Problem statement:
Return a copy of every line in the records that includes the word "ylabel".

::: Supplied material

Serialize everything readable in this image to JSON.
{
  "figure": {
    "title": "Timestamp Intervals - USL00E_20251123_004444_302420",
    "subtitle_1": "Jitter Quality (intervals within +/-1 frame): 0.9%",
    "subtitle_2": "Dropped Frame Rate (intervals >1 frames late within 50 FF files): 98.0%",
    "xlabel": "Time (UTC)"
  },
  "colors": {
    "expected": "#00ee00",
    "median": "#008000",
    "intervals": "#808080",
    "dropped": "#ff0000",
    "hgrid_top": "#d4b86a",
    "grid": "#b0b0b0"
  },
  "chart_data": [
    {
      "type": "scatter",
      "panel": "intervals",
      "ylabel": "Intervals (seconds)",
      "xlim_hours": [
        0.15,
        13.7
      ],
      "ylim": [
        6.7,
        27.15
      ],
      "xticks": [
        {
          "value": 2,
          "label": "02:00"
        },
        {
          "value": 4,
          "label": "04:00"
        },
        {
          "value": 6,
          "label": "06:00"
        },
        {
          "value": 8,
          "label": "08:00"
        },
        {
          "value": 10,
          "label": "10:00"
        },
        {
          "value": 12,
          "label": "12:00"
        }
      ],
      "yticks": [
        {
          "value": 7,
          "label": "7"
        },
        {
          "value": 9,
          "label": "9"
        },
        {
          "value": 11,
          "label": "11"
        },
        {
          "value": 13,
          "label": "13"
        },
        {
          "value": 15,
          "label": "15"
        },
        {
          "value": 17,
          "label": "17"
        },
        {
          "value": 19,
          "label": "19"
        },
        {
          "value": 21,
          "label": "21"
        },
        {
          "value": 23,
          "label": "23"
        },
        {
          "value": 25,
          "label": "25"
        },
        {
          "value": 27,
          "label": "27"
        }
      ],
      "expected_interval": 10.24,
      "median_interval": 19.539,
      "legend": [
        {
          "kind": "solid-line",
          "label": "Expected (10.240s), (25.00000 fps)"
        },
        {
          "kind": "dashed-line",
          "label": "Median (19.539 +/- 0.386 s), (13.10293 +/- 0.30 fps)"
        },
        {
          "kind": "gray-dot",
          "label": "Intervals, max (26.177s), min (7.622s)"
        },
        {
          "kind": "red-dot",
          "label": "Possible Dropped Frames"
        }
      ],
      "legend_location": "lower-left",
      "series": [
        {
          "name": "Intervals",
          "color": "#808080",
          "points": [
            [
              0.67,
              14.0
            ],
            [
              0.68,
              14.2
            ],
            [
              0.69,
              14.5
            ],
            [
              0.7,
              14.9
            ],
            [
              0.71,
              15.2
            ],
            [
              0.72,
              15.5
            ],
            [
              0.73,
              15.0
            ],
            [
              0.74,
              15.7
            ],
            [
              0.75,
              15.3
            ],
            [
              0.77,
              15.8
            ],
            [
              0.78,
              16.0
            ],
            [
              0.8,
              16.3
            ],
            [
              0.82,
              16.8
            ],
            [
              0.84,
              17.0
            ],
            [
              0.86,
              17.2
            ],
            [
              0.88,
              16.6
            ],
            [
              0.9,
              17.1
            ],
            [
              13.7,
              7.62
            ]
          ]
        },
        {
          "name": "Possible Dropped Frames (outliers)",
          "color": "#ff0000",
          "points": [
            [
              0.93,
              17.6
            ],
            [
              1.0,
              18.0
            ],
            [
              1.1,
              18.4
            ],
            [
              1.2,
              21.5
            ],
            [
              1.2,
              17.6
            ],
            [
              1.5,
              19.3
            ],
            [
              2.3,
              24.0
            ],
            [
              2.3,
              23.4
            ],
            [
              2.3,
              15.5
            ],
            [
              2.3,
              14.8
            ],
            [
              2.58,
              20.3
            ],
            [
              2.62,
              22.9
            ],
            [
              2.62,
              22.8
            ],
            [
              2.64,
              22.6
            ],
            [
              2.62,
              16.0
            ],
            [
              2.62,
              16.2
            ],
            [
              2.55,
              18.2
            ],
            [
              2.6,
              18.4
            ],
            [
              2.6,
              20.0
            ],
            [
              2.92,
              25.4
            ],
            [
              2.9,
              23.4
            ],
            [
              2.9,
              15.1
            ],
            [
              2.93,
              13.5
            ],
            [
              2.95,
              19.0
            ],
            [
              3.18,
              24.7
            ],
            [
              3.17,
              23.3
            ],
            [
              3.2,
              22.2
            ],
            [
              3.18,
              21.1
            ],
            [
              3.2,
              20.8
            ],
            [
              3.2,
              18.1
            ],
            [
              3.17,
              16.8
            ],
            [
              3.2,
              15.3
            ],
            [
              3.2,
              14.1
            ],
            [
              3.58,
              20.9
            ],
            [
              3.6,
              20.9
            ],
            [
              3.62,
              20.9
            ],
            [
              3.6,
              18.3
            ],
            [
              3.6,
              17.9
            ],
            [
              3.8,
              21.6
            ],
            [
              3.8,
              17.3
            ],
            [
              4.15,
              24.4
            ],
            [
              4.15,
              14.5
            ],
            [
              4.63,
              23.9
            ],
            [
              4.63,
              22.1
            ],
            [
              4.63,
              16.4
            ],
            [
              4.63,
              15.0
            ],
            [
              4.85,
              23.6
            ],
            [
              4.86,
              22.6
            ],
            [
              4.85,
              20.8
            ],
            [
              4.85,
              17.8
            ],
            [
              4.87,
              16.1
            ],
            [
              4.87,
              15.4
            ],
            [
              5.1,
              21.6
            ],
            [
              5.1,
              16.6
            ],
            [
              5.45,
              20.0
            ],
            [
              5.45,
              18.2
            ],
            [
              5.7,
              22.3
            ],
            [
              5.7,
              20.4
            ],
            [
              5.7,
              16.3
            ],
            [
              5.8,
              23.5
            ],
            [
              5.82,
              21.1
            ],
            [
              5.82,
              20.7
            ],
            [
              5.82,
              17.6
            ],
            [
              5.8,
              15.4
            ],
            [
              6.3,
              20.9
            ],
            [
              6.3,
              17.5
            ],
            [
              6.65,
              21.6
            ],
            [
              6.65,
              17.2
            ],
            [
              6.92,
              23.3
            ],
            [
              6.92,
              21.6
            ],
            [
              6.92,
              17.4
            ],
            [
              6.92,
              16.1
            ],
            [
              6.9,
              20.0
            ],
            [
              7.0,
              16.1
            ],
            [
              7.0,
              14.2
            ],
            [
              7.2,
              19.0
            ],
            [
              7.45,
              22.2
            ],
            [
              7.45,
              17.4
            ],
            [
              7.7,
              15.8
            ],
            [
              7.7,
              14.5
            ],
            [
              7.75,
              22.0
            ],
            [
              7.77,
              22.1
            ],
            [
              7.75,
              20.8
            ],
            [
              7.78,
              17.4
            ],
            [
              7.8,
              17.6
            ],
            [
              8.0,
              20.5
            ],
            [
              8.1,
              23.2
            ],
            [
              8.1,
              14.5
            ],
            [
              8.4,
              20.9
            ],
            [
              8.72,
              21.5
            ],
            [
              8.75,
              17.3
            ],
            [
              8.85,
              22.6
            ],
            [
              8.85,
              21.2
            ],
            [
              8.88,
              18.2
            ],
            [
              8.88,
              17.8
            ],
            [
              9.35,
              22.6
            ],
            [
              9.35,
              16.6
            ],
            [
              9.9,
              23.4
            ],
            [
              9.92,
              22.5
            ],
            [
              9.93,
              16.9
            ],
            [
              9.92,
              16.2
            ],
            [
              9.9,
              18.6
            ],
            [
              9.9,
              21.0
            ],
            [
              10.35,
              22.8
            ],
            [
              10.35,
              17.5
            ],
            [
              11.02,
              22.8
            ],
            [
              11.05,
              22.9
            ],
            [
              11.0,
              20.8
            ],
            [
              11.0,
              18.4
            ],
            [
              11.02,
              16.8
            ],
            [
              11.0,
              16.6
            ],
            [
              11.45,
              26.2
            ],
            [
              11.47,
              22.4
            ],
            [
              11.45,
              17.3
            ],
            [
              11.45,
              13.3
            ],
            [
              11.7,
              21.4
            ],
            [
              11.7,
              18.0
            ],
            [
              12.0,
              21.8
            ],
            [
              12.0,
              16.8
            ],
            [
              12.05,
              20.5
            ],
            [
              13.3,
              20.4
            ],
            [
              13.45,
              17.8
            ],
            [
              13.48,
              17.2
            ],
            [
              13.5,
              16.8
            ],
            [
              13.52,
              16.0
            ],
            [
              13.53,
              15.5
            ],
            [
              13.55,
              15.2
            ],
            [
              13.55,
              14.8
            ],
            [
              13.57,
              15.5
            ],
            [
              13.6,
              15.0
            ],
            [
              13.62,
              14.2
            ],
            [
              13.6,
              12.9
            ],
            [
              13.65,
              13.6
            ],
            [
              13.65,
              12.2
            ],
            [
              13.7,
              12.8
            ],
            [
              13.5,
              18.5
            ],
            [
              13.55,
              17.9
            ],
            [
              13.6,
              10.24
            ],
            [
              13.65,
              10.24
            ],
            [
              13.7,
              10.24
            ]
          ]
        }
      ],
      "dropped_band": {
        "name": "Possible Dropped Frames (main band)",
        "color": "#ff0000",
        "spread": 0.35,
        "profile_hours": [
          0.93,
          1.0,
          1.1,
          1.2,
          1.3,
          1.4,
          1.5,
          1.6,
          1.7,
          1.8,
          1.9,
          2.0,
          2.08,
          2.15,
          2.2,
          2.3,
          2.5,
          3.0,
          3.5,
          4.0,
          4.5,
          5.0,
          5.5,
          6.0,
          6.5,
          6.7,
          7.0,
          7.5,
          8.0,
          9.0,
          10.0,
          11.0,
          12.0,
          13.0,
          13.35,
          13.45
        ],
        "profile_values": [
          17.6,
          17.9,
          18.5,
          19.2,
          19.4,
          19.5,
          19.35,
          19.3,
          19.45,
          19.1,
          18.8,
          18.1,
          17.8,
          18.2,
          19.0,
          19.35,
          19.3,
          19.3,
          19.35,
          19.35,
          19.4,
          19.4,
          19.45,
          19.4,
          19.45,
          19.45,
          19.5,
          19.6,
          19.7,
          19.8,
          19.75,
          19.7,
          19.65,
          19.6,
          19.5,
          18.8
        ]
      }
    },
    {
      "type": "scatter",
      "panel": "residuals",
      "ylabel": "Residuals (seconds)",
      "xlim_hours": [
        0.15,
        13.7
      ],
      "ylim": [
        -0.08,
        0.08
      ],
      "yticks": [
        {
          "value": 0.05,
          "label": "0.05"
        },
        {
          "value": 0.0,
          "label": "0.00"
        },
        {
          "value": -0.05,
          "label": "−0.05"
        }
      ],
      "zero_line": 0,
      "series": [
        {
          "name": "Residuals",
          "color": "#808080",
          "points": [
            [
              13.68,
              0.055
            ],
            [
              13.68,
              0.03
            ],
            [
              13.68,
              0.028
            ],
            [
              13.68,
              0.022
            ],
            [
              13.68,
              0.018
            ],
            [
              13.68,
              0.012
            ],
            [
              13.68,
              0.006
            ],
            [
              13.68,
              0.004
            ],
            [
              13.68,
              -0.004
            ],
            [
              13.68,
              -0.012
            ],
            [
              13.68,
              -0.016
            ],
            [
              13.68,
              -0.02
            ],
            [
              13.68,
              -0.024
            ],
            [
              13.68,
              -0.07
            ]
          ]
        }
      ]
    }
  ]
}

::::::

Full answer:
      "ylabel": "Intervals (seconds)",
      "ylabel": "Residuals (seconds)",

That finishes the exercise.